#### Exercise brief
Write out the material again exactly, please, and omit the pictures.

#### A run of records
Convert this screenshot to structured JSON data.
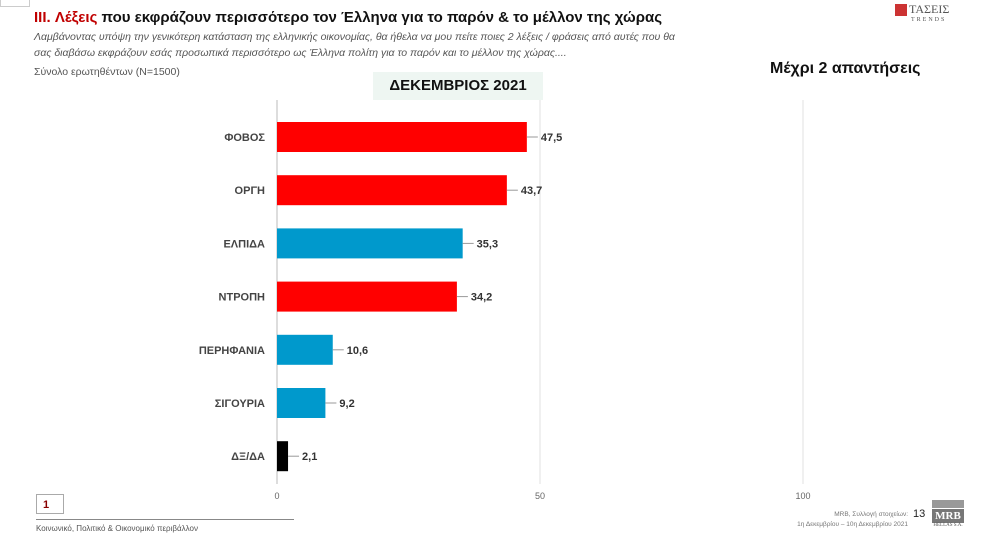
{
  "header": {
    "title_prefix": "III. Λέξεις",
    "title_rest": " που εκφράζουν περισσότερο τον Έλληνα για το παρόν & το μέλλον της χώρας",
    "question_line1": "Λαμβάνοντας υπόψη την γενικότερη κατάσταση της ελληνικής οικονομίας, θα ήθελα να μου πείτε ποιες 2  λέξεις / φράσεις από αυτές που θα",
    "question_line2": "σας διαβάσω εκφράζουν εσάς προσωπικά περισσότερο ως Έλληνα πολίτη για το παρόν και το μέλλον της χώρας....",
    "base": "Σύνολο ερωτηθέντων (N=1500)",
    "period": "ΔΕΚΕΜΒΡΙΟΣ 2021",
    "max_answers": "Μέχρι 2 απαντήσεις",
    "logo": "ΤΑΣΕΙΣ",
    "logo_sub": "TRENDS"
  },
  "chart_data": {
    "type": "bar",
    "orientation": "horizontal",
    "categories": [
      "ΦΟΒΟΣ",
      "ΟΡΓΗ",
      "ΕΛΠΙΔΑ",
      "ΝΤΡΟΠΗ",
      "ΠΕΡΗΦΑΝΙΑ",
      "ΣΙΓΟΥΡΙΑ",
      "ΔΞ/ΔΑ"
    ],
    "values": [
      47.5,
      43.7,
      35.3,
      34.2,
      10.6,
      9.2,
      2.1
    ],
    "value_labels": [
      "47,5",
      "43,7",
      "35,3",
      "34,2",
      "10,6",
      "9,2",
      "2,1"
    ],
    "colors": [
      "#ff0000",
      "#ff0000",
      "#0099cc",
      "#ff0000",
      "#0099cc",
      "#0099cc",
      "#000000"
    ],
    "xlim": [
      0,
      100
    ],
    "ticks": [
      0,
      50,
      100
    ],
    "tick_labels": [
      "0",
      "50",
      "100"
    ],
    "grid": true
  },
  "footer": {
    "page_box": "1",
    "section": "Κοινωνικό, Πολιτικό & Οικονομικό περιβάλλον",
    "source_line1": "MRB, Συλλογή στοιχείων:",
    "source_line2": "1η Δεκεμβρίου – 10η Δεκεμβρίου 2021",
    "page_number": "13",
    "mrb_logo": "MRB",
    "mrb_sub": "HELLAS S.A."
  }
}
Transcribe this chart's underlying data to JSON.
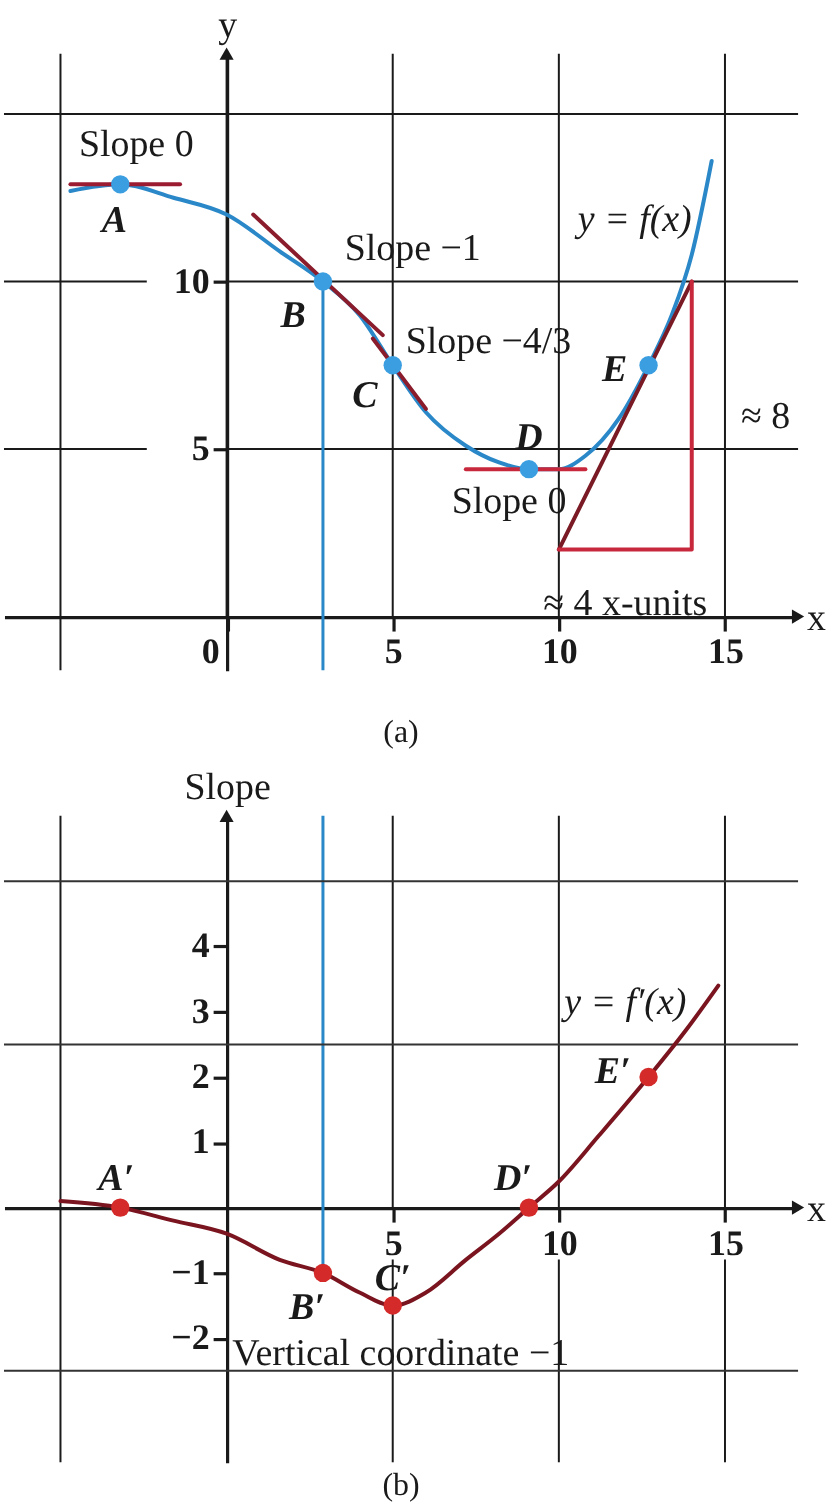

#### Correct response
Convert this screenshot to structured JSON data.
{
  "header": {
    "title_prefix": "III. Λέξεις",
    "title_rest": " που εκφράζουν περισσότερο τον Έλληνα για το παρόν & το μέλλον της χώρας",
    "question_line1": "Λαμβάνοντας υπόψη την γενικότερη κατάσταση της ελληνικής οικονομίας, θα ήθελα να μου πείτε ποιες 2  λέξεις / φράσεις από αυτές που θα",
    "question_line2": "σας διαβάσω εκφράζουν εσάς προσωπικά περισσότερο ως Έλληνα πολίτη για το παρόν και το μέλλον της χώρας....",
    "base": "Σύνολο ερωτηθέντων (N=1500)",
    "period": "ΔΕΚΕΜΒΡΙΟΣ 2021",
    "max_answers": "Μέχρι 2 απαντήσεις",
    "logo": "ΤΑΣΕΙΣ",
    "logo_sub": "TRENDS"
  },
  "chart_data": {
    "type": "bar",
    "orientation": "horizontal",
    "categories": [
      "ΦΟΒΟΣ",
      "ΟΡΓΗ",
      "ΕΛΠΙΔΑ",
      "ΝΤΡΟΠΗ",
      "ΠΕΡΗΦΑΝΙΑ",
      "ΣΙΓΟΥΡΙΑ",
      "ΔΞ/ΔΑ"
    ],
    "values": [
      47.5,
      43.7,
      35.3,
      34.2,
      10.6,
      9.2,
      2.1
    ],
    "value_labels": [
      "47,5",
      "43,7",
      "35,3",
      "34,2",
      "10,6",
      "9,2",
      "2,1"
    ],
    "colors": [
      "#ff0000",
      "#ff0000",
      "#0099cc",
      "#ff0000",
      "#0099cc",
      "#0099cc",
      "#000000"
    ],
    "xlim": [
      0,
      100
    ],
    "ticks": [
      0,
      50,
      100
    ],
    "tick_labels": [
      "0",
      "50",
      "100"
    ],
    "grid": true
  },
  "footer": {
    "page_box": "1",
    "section": "Κοινωνικό, Πολιτικό & Οικονομικό περιβάλλον",
    "source_line1": "MRB, Συλλογή στοιχείων:",
    "source_line2": "1η Δεκεμβρίου – 10η Δεκεμβρίου 2021",
    "page_number": "13",
    "mrb_logo": "MRB",
    "mrb_sub": "HELLAS S.A."
  }
}
Transcribe this chart's underlying data to JSON.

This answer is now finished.